+++ ENTRIES +++
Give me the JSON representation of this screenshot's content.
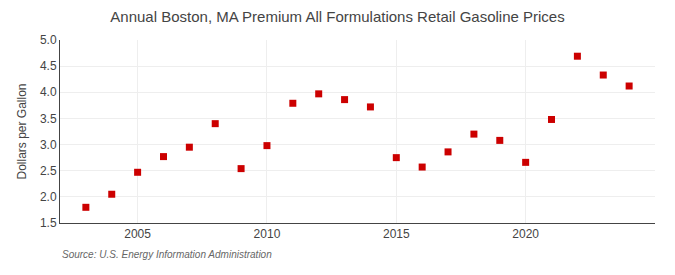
{
  "chart_data": {
    "type": "scatter",
    "title": "Annual Boston, MA Premium All Formulations Retail Gasoline Prices",
    "ylabel": "Dollars per Gallon",
    "annotations": [
      "Source: U.S. Energy Information Administration"
    ],
    "x": [
      2003,
      2004,
      2005,
      2006,
      2007,
      2008,
      2009,
      2010,
      2011,
      2012,
      2013,
      2014,
      2015,
      2016,
      2017,
      2018,
      2019,
      2020,
      2021,
      2022,
      2023,
      2024
    ],
    "values": [
      1.8,
      2.05,
      2.47,
      2.77,
      2.95,
      3.4,
      2.54,
      2.98,
      3.79,
      3.97,
      3.86,
      3.72,
      2.75,
      2.57,
      2.86,
      3.2,
      3.08,
      2.66,
      3.48,
      4.69,
      4.33,
      4.12
    ],
    "color": "#cc0000",
    "marker": "square",
    "xlim": [
      2002.0,
      2025.0
    ],
    "xticks": [
      2005,
      2010,
      2015,
      2020
    ],
    "ylim": [
      1.5,
      5.0
    ],
    "yticks": [
      1.5,
      {
        "value": 2.0,
        "label": "2.0"
      },
      2.5,
      {
        "value": 3.0,
        "label": "3.0"
      },
      3.5,
      {
        "value": 4.0,
        "label": "4.0"
      },
      4.5,
      {
        "value": 5.0,
        "label": "5.0"
      }
    ],
    "grid": true
  }
}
+++
THE TASK: Keep the pictures out of the copy and return the rest of the data above exactly.

PROBLEM SOLUTION:
Give me the JSON representation of this screenshot's content.
{
  "chart_data": {
    "type": "scatter",
    "title": "Annual Boston, MA Premium All Formulations Retail Gasoline Prices",
    "ylabel": "Dollars per Gallon",
    "annotations": [
      "Source: U.S. Energy Information Administration"
    ],
    "x": [
      2003,
      2004,
      2005,
      2006,
      2007,
      2008,
      2009,
      2010,
      2011,
      2012,
      2013,
      2014,
      2015,
      2016,
      2017,
      2018,
      2019,
      2020,
      2021,
      2022,
      2023,
      2024
    ],
    "values": [
      1.8,
      2.05,
      2.47,
      2.77,
      2.95,
      3.4,
      2.54,
      2.98,
      3.79,
      3.97,
      3.86,
      3.72,
      2.75,
      2.57,
      2.86,
      3.2,
      3.08,
      2.66,
      3.48,
      4.69,
      4.33,
      4.12
    ],
    "color": "#cc0000",
    "marker": "square",
    "xlim": [
      2002.0,
      2025.0
    ],
    "xticks": [
      2005,
      2010,
      2015,
      2020
    ],
    "ylim": [
      1.5,
      5.0
    ],
    "yticks": [
      1.5,
      {
        "value": 2.0,
        "label": "2.0"
      },
      2.5,
      {
        "value": 3.0,
        "label": "3.0"
      },
      3.5,
      {
        "value": 4.0,
        "label": "4.0"
      },
      4.5,
      {
        "value": 5.0,
        "label": "5.0"
      }
    ],
    "grid": true
  }
}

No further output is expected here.